[Start Records shown]

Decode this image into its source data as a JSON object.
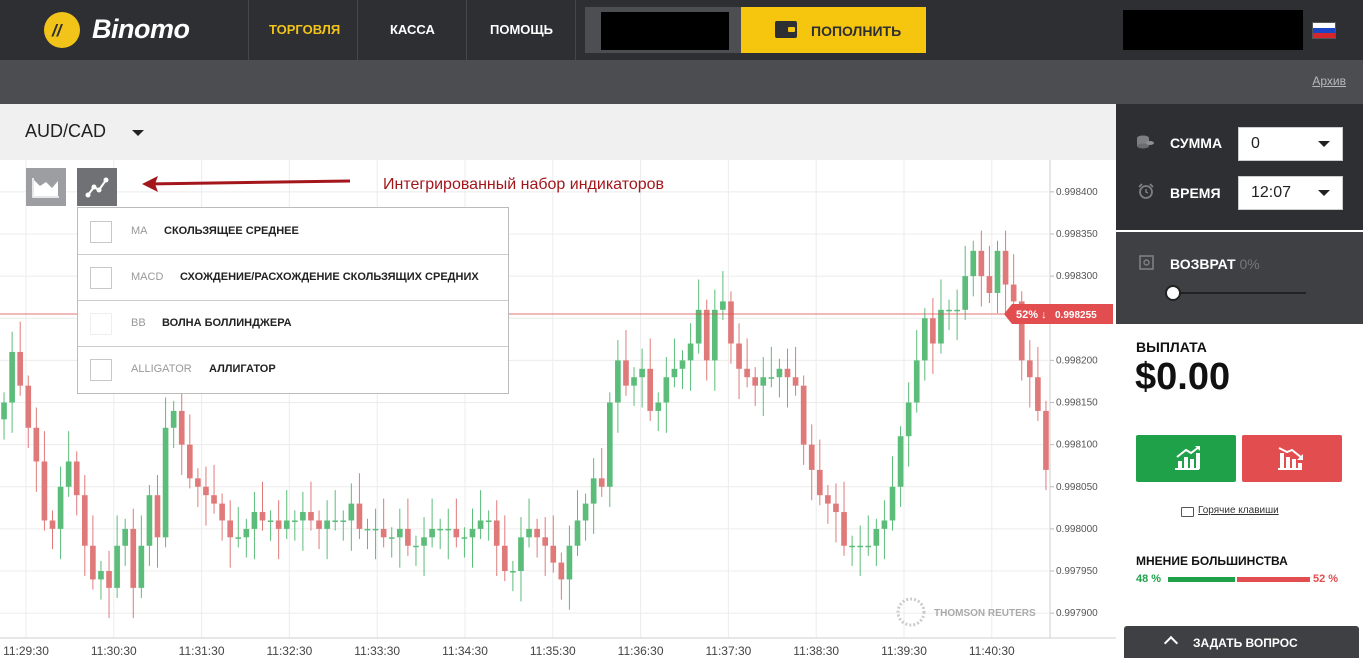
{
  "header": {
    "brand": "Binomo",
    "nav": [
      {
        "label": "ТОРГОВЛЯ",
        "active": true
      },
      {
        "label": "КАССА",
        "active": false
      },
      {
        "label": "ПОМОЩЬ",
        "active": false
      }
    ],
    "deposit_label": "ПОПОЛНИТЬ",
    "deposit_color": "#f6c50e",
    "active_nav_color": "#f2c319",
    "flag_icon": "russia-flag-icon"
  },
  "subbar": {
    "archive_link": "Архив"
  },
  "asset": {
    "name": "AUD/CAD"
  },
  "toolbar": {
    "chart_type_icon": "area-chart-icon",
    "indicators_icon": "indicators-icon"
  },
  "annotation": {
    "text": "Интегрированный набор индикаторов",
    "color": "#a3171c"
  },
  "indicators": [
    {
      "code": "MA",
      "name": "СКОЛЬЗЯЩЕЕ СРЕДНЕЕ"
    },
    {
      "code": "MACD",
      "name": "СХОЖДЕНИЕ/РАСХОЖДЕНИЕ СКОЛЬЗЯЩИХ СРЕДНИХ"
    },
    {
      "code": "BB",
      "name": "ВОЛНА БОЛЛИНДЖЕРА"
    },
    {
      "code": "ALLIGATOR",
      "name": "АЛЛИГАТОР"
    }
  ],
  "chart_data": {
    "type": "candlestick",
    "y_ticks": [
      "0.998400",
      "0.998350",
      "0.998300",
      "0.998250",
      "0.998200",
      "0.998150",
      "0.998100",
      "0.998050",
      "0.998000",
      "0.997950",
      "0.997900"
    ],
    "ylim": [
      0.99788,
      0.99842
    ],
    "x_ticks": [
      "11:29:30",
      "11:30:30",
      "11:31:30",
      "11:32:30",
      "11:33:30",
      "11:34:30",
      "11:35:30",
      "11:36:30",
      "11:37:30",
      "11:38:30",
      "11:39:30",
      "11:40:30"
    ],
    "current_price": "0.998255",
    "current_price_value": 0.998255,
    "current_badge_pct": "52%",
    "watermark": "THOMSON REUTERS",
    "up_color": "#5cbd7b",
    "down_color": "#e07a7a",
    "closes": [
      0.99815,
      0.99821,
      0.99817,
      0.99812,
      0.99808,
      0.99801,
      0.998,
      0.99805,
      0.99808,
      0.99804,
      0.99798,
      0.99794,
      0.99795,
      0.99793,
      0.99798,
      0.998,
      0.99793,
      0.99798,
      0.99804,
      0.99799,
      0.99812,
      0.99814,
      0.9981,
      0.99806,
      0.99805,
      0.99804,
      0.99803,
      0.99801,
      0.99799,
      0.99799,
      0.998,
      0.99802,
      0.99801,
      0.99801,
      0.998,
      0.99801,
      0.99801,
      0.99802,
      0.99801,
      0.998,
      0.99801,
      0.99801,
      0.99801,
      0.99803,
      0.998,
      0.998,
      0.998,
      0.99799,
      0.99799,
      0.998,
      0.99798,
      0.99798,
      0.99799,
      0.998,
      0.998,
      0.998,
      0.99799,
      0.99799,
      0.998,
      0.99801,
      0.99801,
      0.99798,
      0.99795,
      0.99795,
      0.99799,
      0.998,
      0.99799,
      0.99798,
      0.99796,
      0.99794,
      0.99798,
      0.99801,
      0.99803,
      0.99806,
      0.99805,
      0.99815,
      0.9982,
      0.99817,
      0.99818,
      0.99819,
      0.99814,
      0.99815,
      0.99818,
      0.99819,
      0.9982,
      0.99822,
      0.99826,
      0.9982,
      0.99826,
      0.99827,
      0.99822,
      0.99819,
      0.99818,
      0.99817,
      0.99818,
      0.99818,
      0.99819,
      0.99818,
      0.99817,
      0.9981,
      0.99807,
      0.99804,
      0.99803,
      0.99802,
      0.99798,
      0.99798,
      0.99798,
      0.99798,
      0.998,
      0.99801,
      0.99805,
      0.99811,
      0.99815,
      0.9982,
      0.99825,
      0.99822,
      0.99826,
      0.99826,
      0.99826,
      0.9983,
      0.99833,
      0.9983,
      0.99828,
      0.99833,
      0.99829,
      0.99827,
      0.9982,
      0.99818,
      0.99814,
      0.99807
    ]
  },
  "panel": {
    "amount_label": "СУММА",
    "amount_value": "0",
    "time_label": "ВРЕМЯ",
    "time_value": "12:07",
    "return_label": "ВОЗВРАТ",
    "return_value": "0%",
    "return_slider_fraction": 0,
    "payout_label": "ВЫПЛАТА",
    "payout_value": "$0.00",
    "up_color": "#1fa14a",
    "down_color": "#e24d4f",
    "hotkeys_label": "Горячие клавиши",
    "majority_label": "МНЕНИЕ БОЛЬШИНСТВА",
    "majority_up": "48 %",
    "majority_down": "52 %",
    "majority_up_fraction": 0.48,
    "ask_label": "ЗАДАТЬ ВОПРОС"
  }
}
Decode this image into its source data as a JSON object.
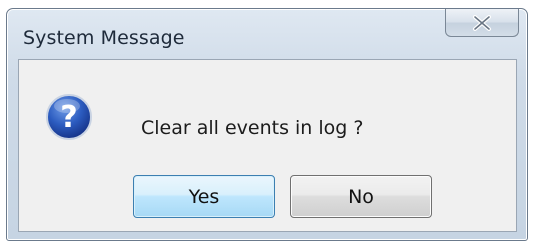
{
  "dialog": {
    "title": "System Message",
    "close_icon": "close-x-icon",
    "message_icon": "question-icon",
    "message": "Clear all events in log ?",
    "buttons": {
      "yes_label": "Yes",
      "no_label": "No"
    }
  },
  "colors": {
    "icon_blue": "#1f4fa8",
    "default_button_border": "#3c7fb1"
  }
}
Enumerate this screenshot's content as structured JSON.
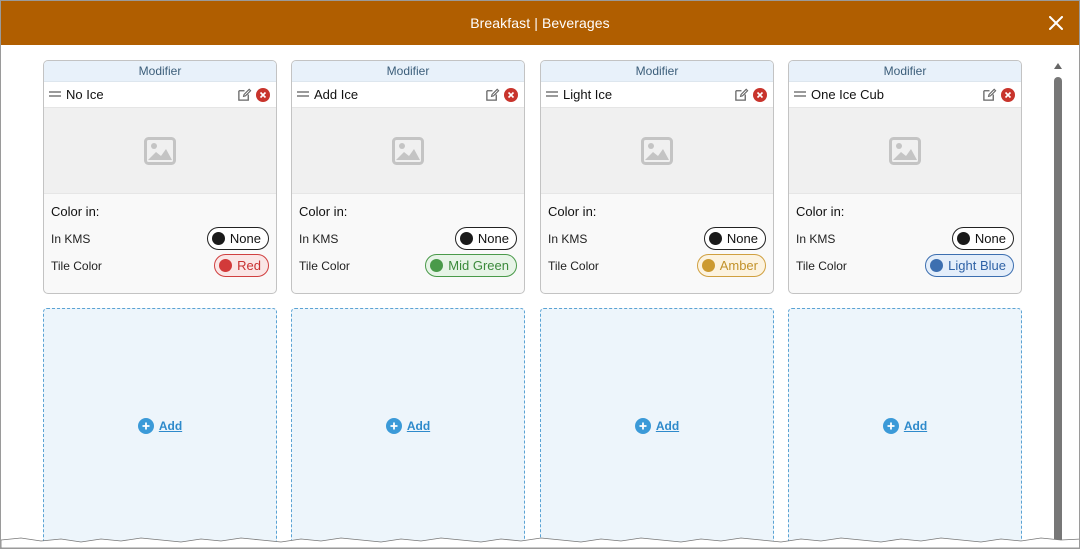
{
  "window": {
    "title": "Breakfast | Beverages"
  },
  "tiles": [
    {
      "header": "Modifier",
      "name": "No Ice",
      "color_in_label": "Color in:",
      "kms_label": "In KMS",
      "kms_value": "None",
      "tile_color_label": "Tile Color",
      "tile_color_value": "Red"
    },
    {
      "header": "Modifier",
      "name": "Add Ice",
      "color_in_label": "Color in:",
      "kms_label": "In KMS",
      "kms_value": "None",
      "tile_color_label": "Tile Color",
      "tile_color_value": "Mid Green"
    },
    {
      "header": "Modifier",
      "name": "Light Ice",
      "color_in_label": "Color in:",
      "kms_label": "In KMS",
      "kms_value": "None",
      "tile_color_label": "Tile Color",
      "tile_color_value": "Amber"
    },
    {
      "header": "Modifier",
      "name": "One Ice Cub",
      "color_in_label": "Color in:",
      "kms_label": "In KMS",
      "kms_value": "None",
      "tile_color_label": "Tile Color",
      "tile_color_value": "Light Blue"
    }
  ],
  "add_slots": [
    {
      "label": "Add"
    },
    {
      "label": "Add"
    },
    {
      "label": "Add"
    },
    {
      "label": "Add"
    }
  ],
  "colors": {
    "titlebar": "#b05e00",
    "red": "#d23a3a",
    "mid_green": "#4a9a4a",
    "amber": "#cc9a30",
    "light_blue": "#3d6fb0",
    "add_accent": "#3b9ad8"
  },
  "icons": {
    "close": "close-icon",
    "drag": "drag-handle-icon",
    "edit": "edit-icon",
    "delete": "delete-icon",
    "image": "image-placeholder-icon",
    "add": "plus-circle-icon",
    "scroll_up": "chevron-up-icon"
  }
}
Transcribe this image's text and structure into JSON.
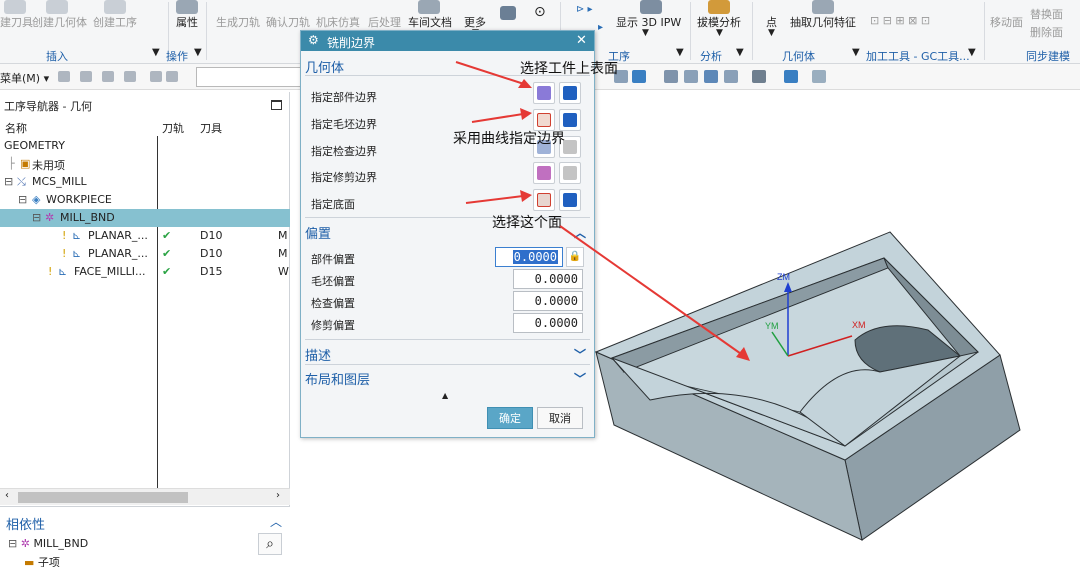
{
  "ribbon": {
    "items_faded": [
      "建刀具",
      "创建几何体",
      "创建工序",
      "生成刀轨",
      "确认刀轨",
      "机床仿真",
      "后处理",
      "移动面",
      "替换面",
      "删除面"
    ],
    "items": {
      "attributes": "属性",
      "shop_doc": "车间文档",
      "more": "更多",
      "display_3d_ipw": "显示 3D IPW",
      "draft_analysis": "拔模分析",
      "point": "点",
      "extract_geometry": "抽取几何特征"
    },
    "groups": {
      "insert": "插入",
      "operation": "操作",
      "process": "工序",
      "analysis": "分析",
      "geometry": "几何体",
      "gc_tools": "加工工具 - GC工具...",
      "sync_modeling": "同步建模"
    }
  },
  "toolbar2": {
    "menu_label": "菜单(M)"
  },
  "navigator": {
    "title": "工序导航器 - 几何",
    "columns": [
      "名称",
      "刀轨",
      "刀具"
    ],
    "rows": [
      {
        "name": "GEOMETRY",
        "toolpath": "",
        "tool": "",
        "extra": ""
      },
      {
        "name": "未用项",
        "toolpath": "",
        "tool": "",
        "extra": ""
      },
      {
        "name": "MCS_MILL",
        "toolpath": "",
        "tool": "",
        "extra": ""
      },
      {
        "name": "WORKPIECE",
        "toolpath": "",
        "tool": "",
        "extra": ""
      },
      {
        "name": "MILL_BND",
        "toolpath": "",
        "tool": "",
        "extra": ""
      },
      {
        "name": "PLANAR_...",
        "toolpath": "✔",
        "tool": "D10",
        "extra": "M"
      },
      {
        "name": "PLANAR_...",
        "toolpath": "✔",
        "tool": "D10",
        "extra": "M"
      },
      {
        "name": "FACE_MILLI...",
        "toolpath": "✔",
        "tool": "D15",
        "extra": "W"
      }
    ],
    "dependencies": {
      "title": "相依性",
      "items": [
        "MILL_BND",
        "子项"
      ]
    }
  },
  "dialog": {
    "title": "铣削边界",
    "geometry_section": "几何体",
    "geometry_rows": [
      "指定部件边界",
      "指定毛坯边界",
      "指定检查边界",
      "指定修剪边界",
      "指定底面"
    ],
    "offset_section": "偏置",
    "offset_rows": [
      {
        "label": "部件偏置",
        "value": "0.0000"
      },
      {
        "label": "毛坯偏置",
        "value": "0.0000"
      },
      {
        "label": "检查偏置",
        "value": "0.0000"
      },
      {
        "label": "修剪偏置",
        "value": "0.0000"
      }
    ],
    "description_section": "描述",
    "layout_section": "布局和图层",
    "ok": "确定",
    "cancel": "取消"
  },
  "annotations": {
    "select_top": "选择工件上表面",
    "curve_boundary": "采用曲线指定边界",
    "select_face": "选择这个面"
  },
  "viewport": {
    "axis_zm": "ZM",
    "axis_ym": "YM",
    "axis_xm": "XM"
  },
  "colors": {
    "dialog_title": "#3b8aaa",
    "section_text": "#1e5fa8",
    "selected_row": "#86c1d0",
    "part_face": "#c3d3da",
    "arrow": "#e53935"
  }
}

[End Records shown]

Requirement
Where a line contains the string "indicators", extract that line.

Problem solution
    "indicators_icon": "indicators-icon"
  "indicators": [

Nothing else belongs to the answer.